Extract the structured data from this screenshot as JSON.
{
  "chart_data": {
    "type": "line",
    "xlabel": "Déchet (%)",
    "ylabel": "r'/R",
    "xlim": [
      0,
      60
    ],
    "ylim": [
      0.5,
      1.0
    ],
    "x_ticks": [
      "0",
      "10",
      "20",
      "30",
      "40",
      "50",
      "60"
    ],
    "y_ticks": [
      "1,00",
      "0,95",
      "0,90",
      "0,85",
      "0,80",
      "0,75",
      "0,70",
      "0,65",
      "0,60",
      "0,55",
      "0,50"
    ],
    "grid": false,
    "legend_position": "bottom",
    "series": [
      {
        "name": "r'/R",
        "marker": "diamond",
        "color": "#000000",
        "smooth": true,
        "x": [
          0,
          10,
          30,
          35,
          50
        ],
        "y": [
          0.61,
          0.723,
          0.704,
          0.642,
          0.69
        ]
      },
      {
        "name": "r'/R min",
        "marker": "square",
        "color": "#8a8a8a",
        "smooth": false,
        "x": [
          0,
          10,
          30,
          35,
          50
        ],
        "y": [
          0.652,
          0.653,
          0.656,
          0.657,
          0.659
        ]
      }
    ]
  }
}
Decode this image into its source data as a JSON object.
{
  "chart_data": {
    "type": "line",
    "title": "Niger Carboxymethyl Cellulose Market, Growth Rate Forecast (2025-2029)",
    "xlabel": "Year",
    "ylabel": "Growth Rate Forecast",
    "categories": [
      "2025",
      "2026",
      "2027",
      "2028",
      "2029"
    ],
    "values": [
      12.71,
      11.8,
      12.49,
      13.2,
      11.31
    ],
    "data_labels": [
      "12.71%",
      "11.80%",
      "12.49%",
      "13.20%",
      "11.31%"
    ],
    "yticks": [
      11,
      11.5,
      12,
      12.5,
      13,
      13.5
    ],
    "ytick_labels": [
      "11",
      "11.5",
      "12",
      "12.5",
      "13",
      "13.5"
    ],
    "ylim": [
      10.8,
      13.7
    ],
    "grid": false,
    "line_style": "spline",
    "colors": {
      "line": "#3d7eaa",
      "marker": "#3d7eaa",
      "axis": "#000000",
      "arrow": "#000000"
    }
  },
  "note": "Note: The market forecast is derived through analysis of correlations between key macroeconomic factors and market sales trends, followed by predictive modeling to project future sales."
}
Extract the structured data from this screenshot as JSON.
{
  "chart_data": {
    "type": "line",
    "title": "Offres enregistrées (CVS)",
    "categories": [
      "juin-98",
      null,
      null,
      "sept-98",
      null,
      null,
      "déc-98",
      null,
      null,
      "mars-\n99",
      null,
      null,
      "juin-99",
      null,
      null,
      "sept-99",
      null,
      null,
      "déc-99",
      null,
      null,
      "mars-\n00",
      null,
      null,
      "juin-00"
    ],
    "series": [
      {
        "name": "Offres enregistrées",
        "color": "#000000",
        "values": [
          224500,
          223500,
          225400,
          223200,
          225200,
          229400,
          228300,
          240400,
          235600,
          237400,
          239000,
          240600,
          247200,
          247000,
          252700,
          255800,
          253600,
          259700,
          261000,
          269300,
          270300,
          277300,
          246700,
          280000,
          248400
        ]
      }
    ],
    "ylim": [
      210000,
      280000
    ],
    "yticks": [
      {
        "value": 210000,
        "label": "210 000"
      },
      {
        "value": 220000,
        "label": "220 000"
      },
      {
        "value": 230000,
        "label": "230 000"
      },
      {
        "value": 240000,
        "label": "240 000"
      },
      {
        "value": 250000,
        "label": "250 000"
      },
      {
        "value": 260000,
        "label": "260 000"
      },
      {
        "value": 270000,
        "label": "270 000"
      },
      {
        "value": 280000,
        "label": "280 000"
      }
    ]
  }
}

Work to be completed
Repeat every line of the records above exactly.

Finished task
Extract the structured data from this screenshot as JSON.
{
  "chart_data": {
    "type": "line",
    "xlabel": "Déchet (%)",
    "ylabel": "r'/R",
    "xlim": [
      0,
      60
    ],
    "ylim": [
      0.5,
      1.0
    ],
    "x_ticks": [
      "0",
      "10",
      "20",
      "30",
      "40",
      "50",
      "60"
    ],
    "y_ticks": [
      "1,00",
      "0,95",
      "0,90",
      "0,85",
      "0,80",
      "0,75",
      "0,70",
      "0,65",
      "0,60",
      "0,55",
      "0,50"
    ],
    "grid": false,
    "legend_position": "bottom",
    "series": [
      {
        "name": "r'/R",
        "marker": "diamond",
        "color": "#000000",
        "smooth": true,
        "x": [
          0,
          10,
          30,
          35,
          50
        ],
        "y": [
          0.61,
          0.723,
          0.704,
          0.642,
          0.69
        ]
      },
      {
        "name": "r'/R min",
        "marker": "square",
        "color": "#8a8a8a",
        "smooth": false,
        "x": [
          0,
          10,
          30,
          35,
          50
        ],
        "y": [
          0.652,
          0.653,
          0.656,
          0.657,
          0.659
        ]
      }
    ]
  }
}
Decode this image into its source data as a JSON object.
{
  "chart_data": {
    "type": "line",
    "title": "Niger Carboxymethyl Cellulose Market, Growth Rate Forecast (2025-2029)",
    "xlabel": "Year",
    "ylabel": "Growth Rate Forecast",
    "categories": [
      "2025",
      "2026",
      "2027",
      "2028",
      "2029"
    ],
    "values": [
      12.71,
      11.8,
      12.49,
      13.2,
      11.31
    ],
    "data_labels": [
      "12.71%",
      "11.80%",
      "12.49%",
      "13.20%",
      "11.31%"
    ],
    "yticks": [
      11,
      11.5,
      12,
      12.5,
      13,
      13.5
    ],
    "ytick_labels": [
      "11",
      "11.5",
      "12",
      "12.5",
      "13",
      "13.5"
    ],
    "ylim": [
      10.8,
      13.7
    ],
    "grid": false,
    "line_style": "spline",
    "colors": {
      "line": "#3d7eaa",
      "marker": "#3d7eaa",
      "axis": "#000000",
      "arrow": "#000000"
    }
  },
  "note": "Note: The market forecast is derived through analysis of correlations between key macroeconomic factors and market sales trends, followed by predictive modeling to project future sales."
}
Extract the structured data from this screenshot as JSON.
{
  "chart_data": {
    "type": "line",
    "title": "Offres enregistrées (CVS)",
    "categories": [
      "juin-98",
      null,
      null,
      "sept-98",
      null,
      null,
      "déc-98",
      null,
      null,
      "mars-\n99",
      null,
      null,
      "juin-99",
      null,
      null,
      "sept-99",
      null,
      null,
      "déc-99",
      null,
      null,
      "mars-\n00",
      null,
      null,
      "juin-00"
    ],
    "series": [
      {
        "name": "Offres enregistrées",
        "color": "#000000",
        "values": [
          224500,
          223500,
          225400,
          223200,
          225200,
          229400,
          228300,
          240400,
          235600,
          237400,
          239000,
          240600,
          247200,
          247000,
          252700,
          255800,
          253600,
          259700,
          261000,
          269300,
          270300,
          277300,
          246700,
          280000,
          248400
        ]
      }
    ],
    "ylim": [
      210000,
      280000
    ],
    "yticks": [
      {
        "value": 210000,
        "label": "210 000"
      },
      {
        "value": 220000,
        "label": "220 000"
      },
      {
        "value": 230000,
        "label": "230 000"
      },
      {
        "value": 240000,
        "label": "240 000"
      },
      {
        "value": 250000,
        "label": "250 000"
      },
      {
        "value": 260000,
        "label": "260 000"
      },
      {
        "value": 270000,
        "label": "270 000"
      },
      {
        "value": 280000,
        "label": "280 000"
      }
    ]
  }
}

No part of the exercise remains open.